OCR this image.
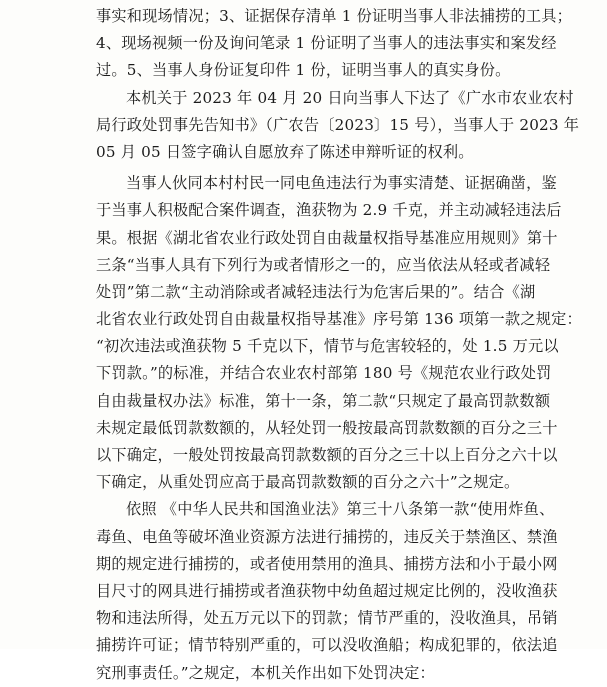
事实和现场情况；3、证据保存清单 1 份证明当事人非法捕捞的工具；
4、现场视频一份及询问笔录 1 份证明了当事人的违法事实和案发经
过。5、当事人身份证复印件 1 份，证明当事人的真实身份。
本机关于 2023 年 04 月 20 日向当事人下达了《广水市农业农村
局行政处罚事先告知书》（广农告〔2023〕15 号），当事人于 2023 年
05 月 05 日签字确认自愿放弃了陈述申辩听证的权利。
当事人伙同本村村民一同电鱼违法行为事实清楚、证据确凿，鉴
于当事人积极配合案件调查，渔获物为 2.9 千克，并主动减轻违法后
果。根据《湖北省农业行政处罚自由裁量权指导基准应用规则》第十
三条“当事人具有下列行为或者情形之一的，应当依法从轻或者减轻
处罚”第二款“主动消除或者减轻违法行为危害后果的”。结合《湖
北省农业行政处罚自由裁量权指导基准》序号第 136 项第一款之规定：
“初次违法或渔获物 5 千克以下，情节与危害较轻的，处 1.5 万元以
下罚款。”的标准，并结合农业农村部第 180 号《规范农业行政处罚
自由裁量权办法》标准，第十一条，第二款“只规定了最高罚款数额
未规定最低罚款数额的，从轻处罚一般按最高罚款数额的百分之三十
以下确定，一般处罚按最高罚款数额的百分之三十以上百分之六十以
下确定，从重处罚应高于最高罚款数额的百分之六十”之规定。
依照 《中华人民共和国渔业法》第三十八条第一款“使用炸鱼、
毒鱼、电鱼等破坏渔业资源方法进行捕捞的，违反关于禁渔区、禁渔
期的规定进行捕捞的，或者使用禁用的渔具、捕捞方法和小于最小网
目尺寸的网具进行捕捞或者渔获物中幼鱼超过规定比例的，没收渔获
物和违法所得，处五万元以下的罚款；情节严重的，没收渔具，吊销
捕捞许可证；情节特别严重的，可以没收渔船；构成犯罪的，依法追
究刑事责任。”之规定，本机关作出如下处罚决定：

────────

● **GOAL**: Your copy should match the records word for word, with the pictures removed.

● **EXPECTED ANSWER**:
OCR this image.
事实和现场情况；3、证据保存清单 1 份证明当事人非法捕捞的工具；
4、现场视频一份及询问笔录 1 份证明了当事人的违法事实和案发经
过。5、当事人身份证复印件 1 份，证明当事人的真实身份。
本机关于 2023 年 04 月 20 日向当事人下达了《广水市农业农村
局行政处罚事先告知书》（广农告〔2023〕15 号），当事人于 2023 年
05 月 05 日签字确认自愿放弃了陈述申辩听证的权利。
当事人伙同本村村民一同电鱼违法行为事实清楚、证据确凿，鉴
于当事人积极配合案件调查，渔获物为 2.9 千克，并主动减轻违法后
果。根据《湖北省农业行政处罚自由裁量权指导基准应用规则》第十
三条“当事人具有下列行为或者情形之一的，应当依法从轻或者减轻
处罚”第二款“主动消除或者减轻违法行为危害后果的”。结合《湖
北省农业行政处罚自由裁量权指导基准》序号第 136 项第一款之规定：
“初次违法或渔获物 5 千克以下，情节与危害较轻的，处 1.5 万元以
下罚款。”的标准，并结合农业农村部第 180 号《规范农业行政处罚
自由裁量权办法》标准，第十一条，第二款“只规定了最高罚款数额
未规定最低罚款数额的，从轻处罚一般按最高罚款数额的百分之三十
以下确定，一般处罚按最高罚款数额的百分之三十以上百分之六十以
下确定，从重处罚应高于最高罚款数额的百分之六十”之规定。
依照 《中华人民共和国渔业法》第三十八条第一款“使用炸鱼、
毒鱼、电鱼等破坏渔业资源方法进行捕捞的，违反关于禁渔区、禁渔
期的规定进行捕捞的，或者使用禁用的渔具、捕捞方法和小于最小网
目尺寸的网具进行捕捞或者渔获物中幼鱼超过规定比例的，没收渔获
物和违法所得，处五万元以下的罚款；情节严重的，没收渔具，吊销
捕捞许可证；情节特别严重的，可以没收渔船；构成犯罪的，依法追
究刑事责任。”之规定，本机关作出如下处罚决定：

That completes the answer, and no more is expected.